**Written request**
Print the entries below word for word; the pictures stay out of your copy.

*** Input records

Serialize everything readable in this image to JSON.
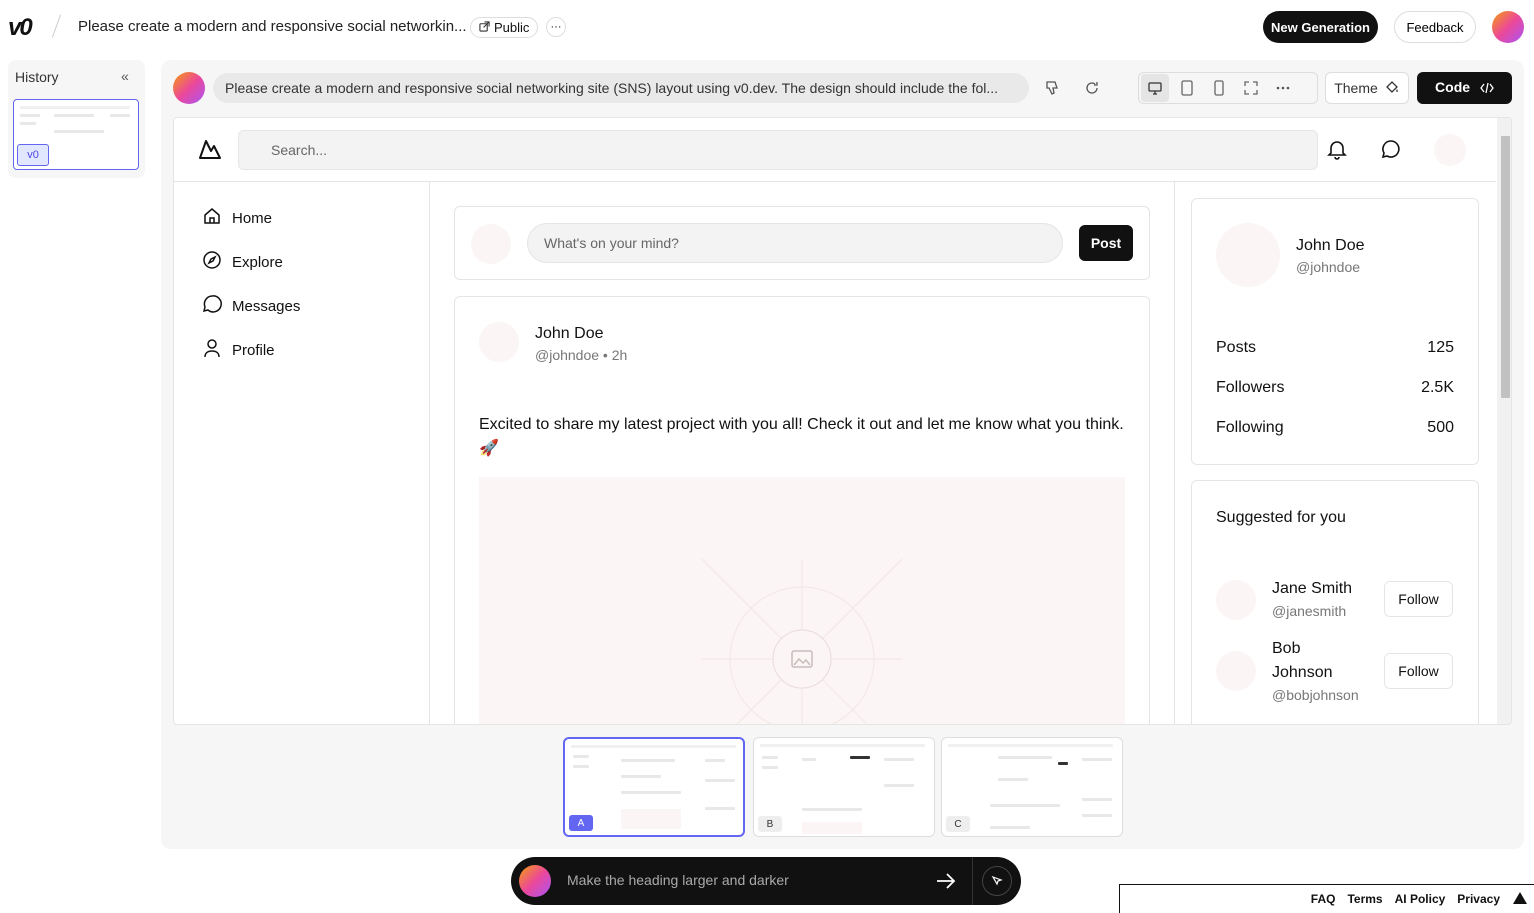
{
  "topbar": {
    "logo": "v0",
    "project_title": "Please create a modern and responsive social networkin...",
    "visibility": "Public",
    "more": "···",
    "new_generation": "New Generation",
    "feedback": "Feedback"
  },
  "history": {
    "label": "History",
    "collapse": "«",
    "version_label": "v0"
  },
  "prompt": {
    "text": "Please create a modern and responsive social networking site (SNS) layout using v0.dev. The design should include the fol..."
  },
  "toolbar": {
    "theme": "Theme",
    "code": "Code"
  },
  "app": {
    "search_placeholder": "Search...",
    "nav": [
      {
        "label": "Home",
        "icon": "home-icon"
      },
      {
        "label": "Explore",
        "icon": "compass-icon"
      },
      {
        "label": "Messages",
        "icon": "message-icon"
      },
      {
        "label": "Profile",
        "icon": "user-icon"
      }
    ],
    "composer": {
      "placeholder": "What's on your mind?",
      "post_label": "Post"
    },
    "post": {
      "author": "John Doe",
      "handle": "@johndoe",
      "time": "2h",
      "meta": "@johndoe • 2h",
      "text": "Excited to share my latest project with you all! Check it out and let me know what you think. 🚀"
    },
    "profile": {
      "name": "John Doe",
      "handle": "@johndoe",
      "stats": [
        {
          "label": "Posts",
          "value": "125"
        },
        {
          "label": "Followers",
          "value": "2.5K"
        },
        {
          "label": "Following",
          "value": "500"
        }
      ]
    },
    "suggested": {
      "title": "Suggested for you",
      "follow_label": "Follow",
      "users": [
        {
          "name": "Jane Smith",
          "handle": "@janesmith"
        },
        {
          "name": "Bob Johnson",
          "handle": "@bobjohnson"
        }
      ]
    }
  },
  "versions": [
    {
      "label": "A",
      "active": true
    },
    {
      "label": "B",
      "active": false
    },
    {
      "label": "C",
      "active": false
    }
  ],
  "chat": {
    "placeholder": "Make the heading larger and darker"
  },
  "footer": {
    "links": [
      "FAQ",
      "Terms",
      "AI Policy",
      "Privacy"
    ]
  },
  "colors": {
    "accent": "#6366f1",
    "dark": "#111111",
    "avatar_placeholder": "#fbf5f5"
  }
}
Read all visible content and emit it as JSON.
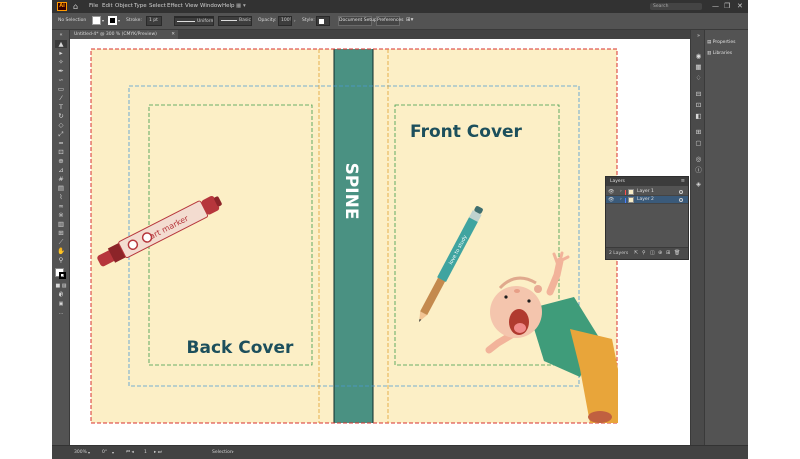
{
  "app": {
    "logo": "Ai",
    "home_icon": "⌂"
  },
  "menu": [
    "File",
    "Edit",
    "Object",
    "Type",
    "Select",
    "Effect",
    "View",
    "Window",
    "Help"
  ],
  "search": {
    "placeholder": "Search"
  },
  "window_controls": {
    "minimize": "—",
    "restore": "❐",
    "close": "✕"
  },
  "control_bar": {
    "selection": "No Selection",
    "stroke_label": "Stroke:",
    "stroke_value": "1 pt",
    "brush": "Uniform",
    "style_preset": "Basic",
    "opacity_label": "Opacity:",
    "opacity_value": "100%",
    "style_label": "Style:",
    "document_setup": "Document Setup",
    "preferences": "Preferences",
    "fill_color": "#ffffff",
    "stroke_color": "#000000"
  },
  "document": {
    "tab": "Untitled-4* @ 300 % (CMYK/Preview)"
  },
  "artboard": {
    "spine": "SPINE",
    "front_cover": "Front Cover",
    "back_cover": "Back Cover",
    "marker_label": "art marker",
    "pencil_label": "love to study",
    "bg_color": "#fcefc6",
    "spine_color": "#4a9182",
    "title_color": "#1c4f5c"
  },
  "right_panel": {
    "properties": "Properties",
    "libraries": "Libraries"
  },
  "layers_panel": {
    "title": "Layers",
    "layers": [
      {
        "name": "Layer 1",
        "color": "#ff4f4f"
      },
      {
        "name": "Layer 2",
        "color": "#4f7fff"
      }
    ],
    "count": "2 Layers"
  },
  "status": {
    "zoom": "300%",
    "angle": "0°",
    "artboard": "1",
    "tool": "Selection"
  }
}
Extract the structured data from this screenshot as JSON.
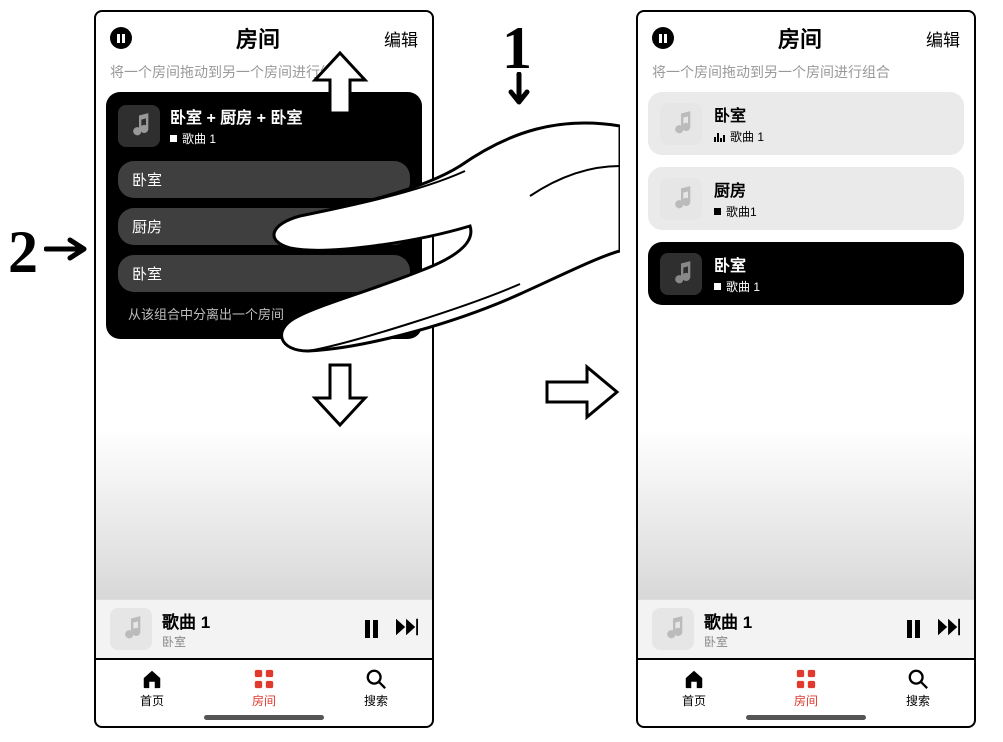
{
  "annotations": {
    "step1": "1",
    "step2": "2"
  },
  "header": {
    "title": "房间",
    "edit": "编辑",
    "hint": "将一个房间拖动到另一个房间进行组合"
  },
  "left": {
    "group_title": "卧室 + 厨房 + 卧室",
    "group_sub": "歌曲 1",
    "rooms": [
      "卧室",
      "厨房",
      "卧室"
    ],
    "group_footer": "从该组合中分离出一个房间"
  },
  "right": {
    "rows": [
      {
        "title": "卧室",
        "sub": "歌曲 1",
        "indicator": "bars",
        "active": false
      },
      {
        "title": "厨房",
        "sub": "歌曲1",
        "indicator": "dot",
        "active": false
      },
      {
        "title": "卧室",
        "sub": "歌曲 1",
        "indicator": "dot",
        "active": true
      }
    ]
  },
  "nowplaying": {
    "title": "歌曲 1",
    "sub": "卧室"
  },
  "tabs": {
    "home": "首页",
    "rooms": "房间",
    "search": "搜索"
  },
  "icons": {
    "pause": "pause-icon",
    "music": "music-note-icon",
    "next": "next-track-icon",
    "home": "home-icon",
    "grid": "grid-icon",
    "search": "search-icon"
  }
}
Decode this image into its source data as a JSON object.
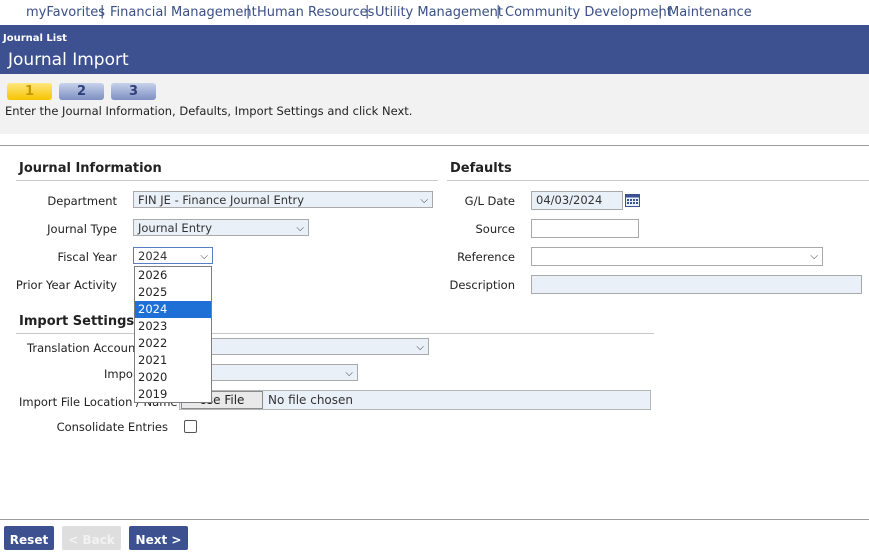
{
  "nav": {
    "items": [
      "myFavorites",
      "Financial Management",
      "Human Resources",
      "Utility Management",
      "Community Development",
      "Maintenance"
    ],
    "separator": "|"
  },
  "header": {
    "breadcrumb": "Journal List",
    "title": "Journal Import"
  },
  "wizard": {
    "steps": [
      "1",
      "2",
      "3"
    ],
    "active_step": "1",
    "instructions": "Enter the Journal Information, Defaults, Import Settings and click Next."
  },
  "journal_info": {
    "title": "Journal Information",
    "department_label": "Department",
    "department_value": "FIN JE - Finance Journal Entry",
    "journal_type_label": "Journal Type",
    "journal_type_value": "Journal Entry",
    "fiscal_year_label": "Fiscal Year",
    "fiscal_year_value": "2024",
    "fiscal_year_options": [
      "2026",
      "2025",
      "2024",
      "2023",
      "2022",
      "2021",
      "2020",
      "2019"
    ],
    "prior_year_label": "Prior Year Activity"
  },
  "defaults": {
    "title": "Defaults",
    "gl_date_label": "G/L Date",
    "gl_date_value": "04/03/2024",
    "source_label": "Source",
    "source_value": "",
    "reference_label": "Reference",
    "reference_value": "",
    "description_label": "Description",
    "description_value": ""
  },
  "import_settings": {
    "title": "Import Settings",
    "translation_label": "Translation Account",
    "import_label": "Impor",
    "file_location_label": "Import File Location / Name",
    "file_button_label": "ose File",
    "file_status": "No file chosen",
    "consolidate_label": "Consolidate Entries",
    "consolidate_checked": false
  },
  "buttons": {
    "reset": "Reset",
    "back": "< Back",
    "next": "Next >"
  },
  "colors": {
    "header_bg": "#3d5191",
    "nav_text": "#3a4f86",
    "step_active": "#f5c400",
    "selected_option": "#1e6fd6"
  }
}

******

**Answer for the task**
Serialize everything readable in this image to JSON.
{
  "topbar": {
    "logo": "v0",
    "project_title": "Please create a modern and responsive social networkin...",
    "visibility": "Public",
    "more": "···",
    "new_generation": "New Generation",
    "feedback": "Feedback"
  },
  "history": {
    "label": "History",
    "collapse": "«",
    "version_label": "v0"
  },
  "prompt": {
    "text": "Please create a modern and responsive social networking site (SNS) layout using v0.dev. The design should include the fol..."
  },
  "toolbar": {
    "theme": "Theme",
    "code": "Code"
  },
  "app": {
    "search_placeholder": "Search...",
    "nav": [
      {
        "label": "Home",
        "icon": "home-icon"
      },
      {
        "label": "Explore",
        "icon": "compass-icon"
      },
      {
        "label": "Messages",
        "icon": "message-icon"
      },
      {
        "label": "Profile",
        "icon": "user-icon"
      }
    ],
    "composer": {
      "placeholder": "What's on your mind?",
      "post_label": "Post"
    },
    "post": {
      "author": "John Doe",
      "handle": "@johndoe",
      "time": "2h",
      "meta": "@johndoe • 2h",
      "text": "Excited to share my latest project with you all! Check it out and let me know what you think. 🚀"
    },
    "profile": {
      "name": "John Doe",
      "handle": "@johndoe",
      "stats": [
        {
          "label": "Posts",
          "value": "125"
        },
        {
          "label": "Followers",
          "value": "2.5K"
        },
        {
          "label": "Following",
          "value": "500"
        }
      ]
    },
    "suggested": {
      "title": "Suggested for you",
      "follow_label": "Follow",
      "users": [
        {
          "name": "Jane Smith",
          "handle": "@janesmith"
        },
        {
          "name": "Bob Johnson",
          "handle": "@bobjohnson"
        }
      ]
    }
  },
  "versions": [
    {
      "label": "A",
      "active": true
    },
    {
      "label": "B",
      "active": false
    },
    {
      "label": "C",
      "active": false
    }
  ],
  "chat": {
    "placeholder": "Make the heading larger and darker"
  },
  "footer": {
    "links": [
      "FAQ",
      "Terms",
      "AI Policy",
      "Privacy"
    ]
  },
  "colors": {
    "accent": "#6366f1",
    "dark": "#111111",
    "avatar_placeholder": "#fbf5f5"
  }
}
Read all visible content and emit it as JSON.
{
  "app": {
    "logo": "Ai",
    "home_icon": "⌂"
  },
  "menu": [
    "File",
    "Edit",
    "Object",
    "Type",
    "Select",
    "Effect",
    "View",
    "Window",
    "Help"
  ],
  "search": {
    "placeholder": "Search"
  },
  "window_controls": {
    "minimize": "—",
    "restore": "❐",
    "close": "✕"
  },
  "control_bar": {
    "selection": "No Selection",
    "stroke_label": "Stroke:",
    "stroke_value": "1 pt",
    "brush": "Uniform",
    "style_preset": "Basic",
    "opacity_label": "Opacity:",
    "opacity_value": "100%",
    "style_label": "Style:",
    "document_setup": "Document Setup",
    "preferences": "Preferences",
    "fill_color": "#ffffff",
    "stroke_color": "#000000"
  },
  "document": {
    "tab": "Untitled-4* @ 300 % (CMYK/Preview)"
  },
  "artboard": {
    "spine": "SPINE",
    "front_cover": "Front Cover",
    "back_cover": "Back Cover",
    "marker_label": "art marker",
    "pencil_label": "love to study",
    "bg_color": "#fcefc6",
    "spine_color": "#4a9182",
    "title_color": "#1c4f5c"
  },
  "right_panel": {
    "properties": "Properties",
    "libraries": "Libraries"
  },
  "layers_panel": {
    "title": "Layers",
    "layers": [
      {
        "name": "Layer 1",
        "color": "#ff4f4f"
      },
      {
        "name": "Layer 2",
        "color": "#4f7fff"
      }
    ],
    "count": "2 Layers"
  },
  "status": {
    "zoom": "300%",
    "angle": "0°",
    "artboard": "1",
    "tool": "Selection"
  }
}
Extract the structured data from this screenshot as JSON.
{
  "annotations": {
    "step1": "1",
    "step2": "2"
  },
  "header": {
    "title": "房间",
    "edit": "编辑",
    "hint": "将一个房间拖动到另一个房间进行组合"
  },
  "left": {
    "group_title": "卧室 + 厨房 + 卧室",
    "group_sub": "歌曲 1",
    "rooms": [
      "卧室",
      "厨房",
      "卧室"
    ],
    "group_footer": "从该组合中分离出一个房间"
  },
  "right": {
    "rows": [
      {
        "title": "卧室",
        "sub": "歌曲 1",
        "indicator": "bars",
        "active": false
      },
      {
        "title": "厨房",
        "sub": "歌曲1",
        "indicator": "dot",
        "active": false
      },
      {
        "title": "卧室",
        "sub": "歌曲 1",
        "indicator": "dot",
        "active": true
      }
    ]
  },
  "nowplaying": {
    "title": "歌曲 1",
    "sub": "卧室"
  },
  "tabs": {
    "home": "首页",
    "rooms": "房间",
    "search": "搜索"
  },
  "icons": {
    "pause": "pause-icon",
    "music": "music-note-icon",
    "next": "next-track-icon",
    "home": "home-icon",
    "grid": "grid-icon",
    "search": "search-icon"
  }
}
Decode this image into its source data as a JSON object.
{
  "nav": {
    "items": [
      "myFavorites",
      "Financial Management",
      "Human Resources",
      "Utility Management",
      "Community Development",
      "Maintenance"
    ],
    "separator": "|"
  },
  "header": {
    "breadcrumb": "Journal List",
    "title": "Journal Import"
  },
  "wizard": {
    "steps": [
      "1",
      "2",
      "3"
    ],
    "active_step": "1",
    "instructions": "Enter the Journal Information, Defaults, Import Settings and click Next."
  },
  "journal_info": {
    "title": "Journal Information",
    "department_label": "Department",
    "department_value": "FIN JE - Finance Journal Entry",
    "journal_type_label": "Journal Type",
    "journal_type_value": "Journal Entry",
    "fiscal_year_label": "Fiscal Year",
    "fiscal_year_value": "2024",
    "fiscal_year_options": [
      "2026",
      "2025",
      "2024",
      "2023",
      "2022",
      "2021",
      "2020",
      "2019"
    ],
    "prior_year_label": "Prior Year Activity"
  },
  "defaults": {
    "title": "Defaults",
    "gl_date_label": "G/L Date",
    "gl_date_value": "04/03/2024",
    "source_label": "Source",
    "source_value": "",
    "reference_label": "Reference",
    "reference_value": "",
    "description_label": "Description",
    "description_value": ""
  },
  "import_settings": {
    "title": "Import Settings",
    "translation_label": "Translation Account",
    "import_label": "Impor",
    "file_location_label": "Import File Location / Name",
    "file_button_label": "ose File",
    "file_status": "No file chosen",
    "consolidate_label": "Consolidate Entries",
    "consolidate_checked": false
  },
  "buttons": {
    "reset": "Reset",
    "back": "< Back",
    "next": "Next >"
  },
  "colors": {
    "header_bg": "#3d5191",
    "nav_text": "#3a4f86",
    "step_active": "#f5c400",
    "selected_option": "#1e6fd6"
  }
}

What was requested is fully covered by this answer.